* **Exercise aim**
Below are the records; reproduce all of them exactly but without any images.

* **Available data**

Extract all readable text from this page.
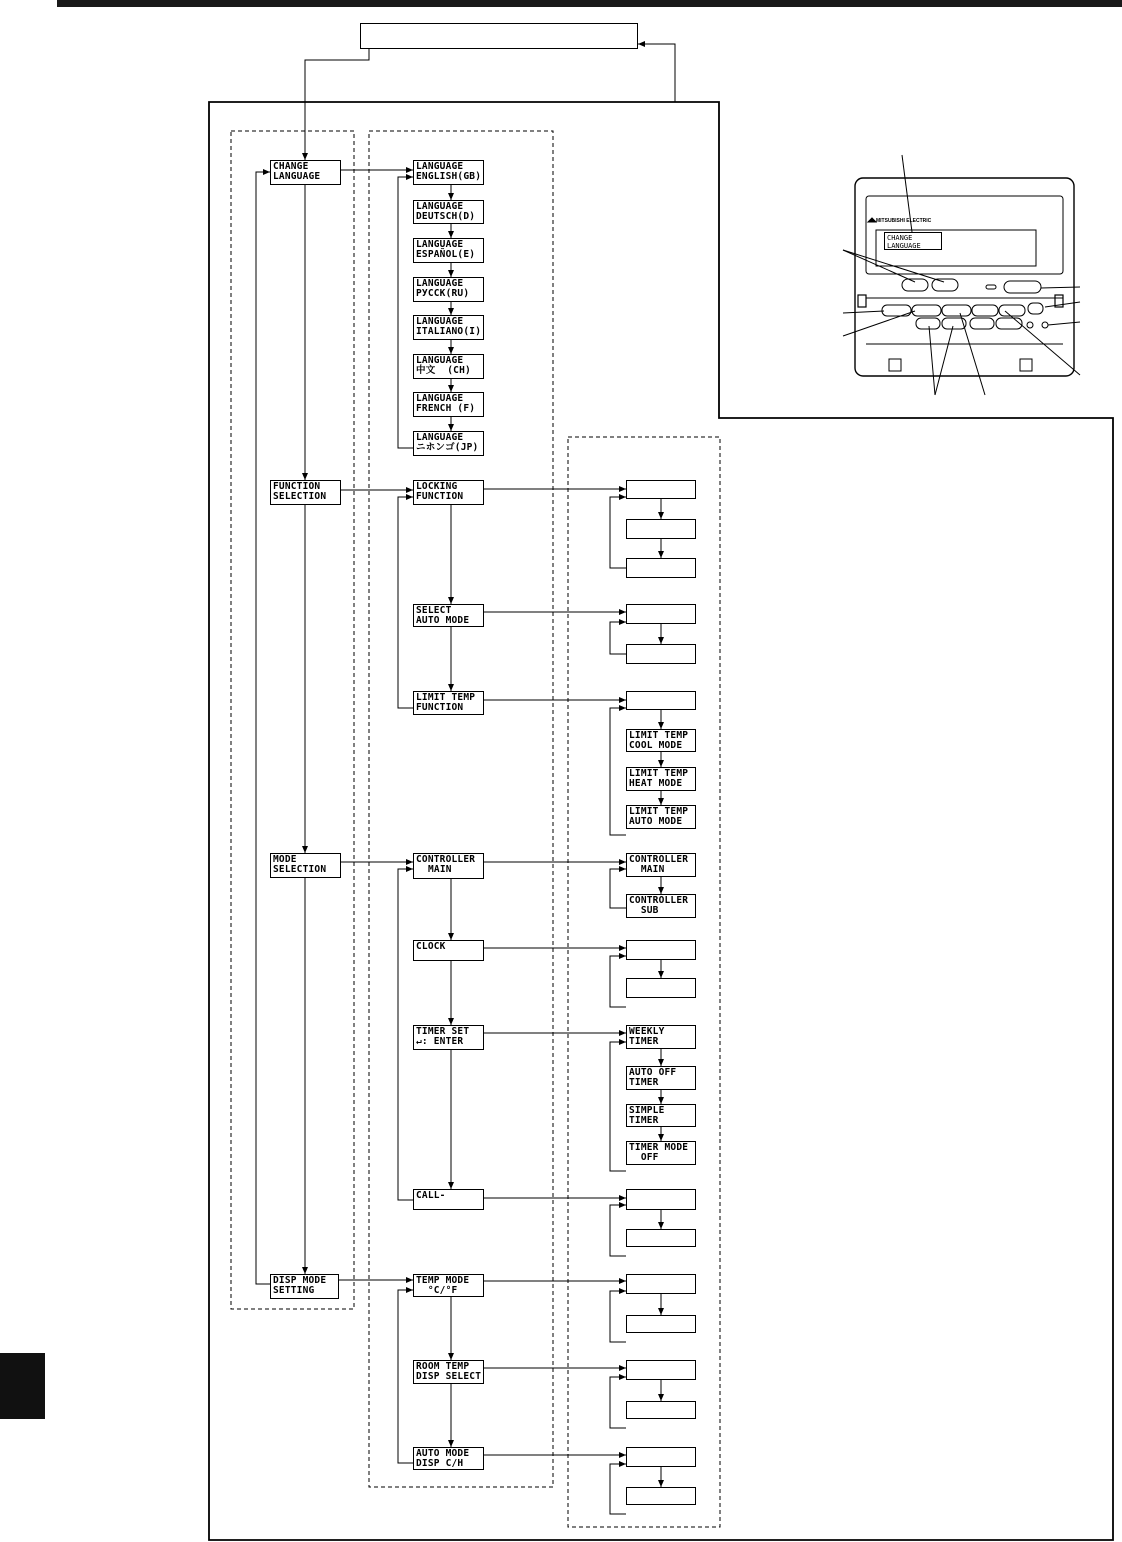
CHANGE
LANGUAGE
FUNCTION
SELECTION
MODE
SELECTION
DISP MODE
SETTING
LANGUAGE
ENGLISH(GB)
LANGUAGE
DEUTSCH(D)
LANGUAGE
ESPAÑOL(E)
LANGUAGE
РУССК(RU)
LANGUAGE
ITALIANO(I)
LANGUAGE
中文  (CH)
LANGUAGE
FRENCH (F)
LANGUAGE
ニホンゴ(JP)
LOCKING
FUNCTION
SELECT
AUTO MODE
LIMIT TEMP
FUNCTION
CONTROLLER
MAIN
CLOCK
TIMER SET
↵: ENTER
CALL-
TEMP MODE
°C/°F
ROOM TEMP
DISP SELECT
AUTO MODE
DISP C/H
LIMIT TEMP
COOL MODE
LIMIT TEMP
HEAT MODE
LIMIT TEMP
AUTO MODE
CONTROLLER
MAIN
CONTROLLER
SUB
WEEKLY
TIMER
AUTO OFF
TIMER
SIMPLE
TIMER
TIMER MODE
OFF
MITSUBISHI ELECTRIC
CHANGE
LANGUAGE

* **Solution to this exercise**
Extract all readable text from this page.
CHANGE
LANGUAGE
FUNCTION
SELECTION
MODE
SELECTION
DISP MODE
SETTING
LANGUAGE
ENGLISH(GB)
LANGUAGE
DEUTSCH(D)
LANGUAGE
ESPAÑOL(E)
LANGUAGE
РУССК(RU)
LANGUAGE
ITALIANO(I)
LANGUAGE
中文  (CH)
LANGUAGE
FRENCH (F)
LANGUAGE
ニホンゴ(JP)
LOCKING
FUNCTION
SELECT
AUTO MODE
LIMIT TEMP
FUNCTION
CONTROLLER
MAIN
CLOCK
TIMER SET
↵: ENTER
CALL-
TEMP MODE
°C/°F
ROOM TEMP
DISP SELECT
AUTO MODE
DISP C/H
LIMIT TEMP
COOL MODE
LIMIT TEMP
HEAT MODE
LIMIT TEMP
AUTO MODE
CONTROLLER
MAIN
CONTROLLER
SUB
WEEKLY
TIMER
AUTO OFF
TIMER
SIMPLE
TIMER
TIMER MODE
OFF
MITSUBISHI ELECTRIC
CHANGE
LANGUAGE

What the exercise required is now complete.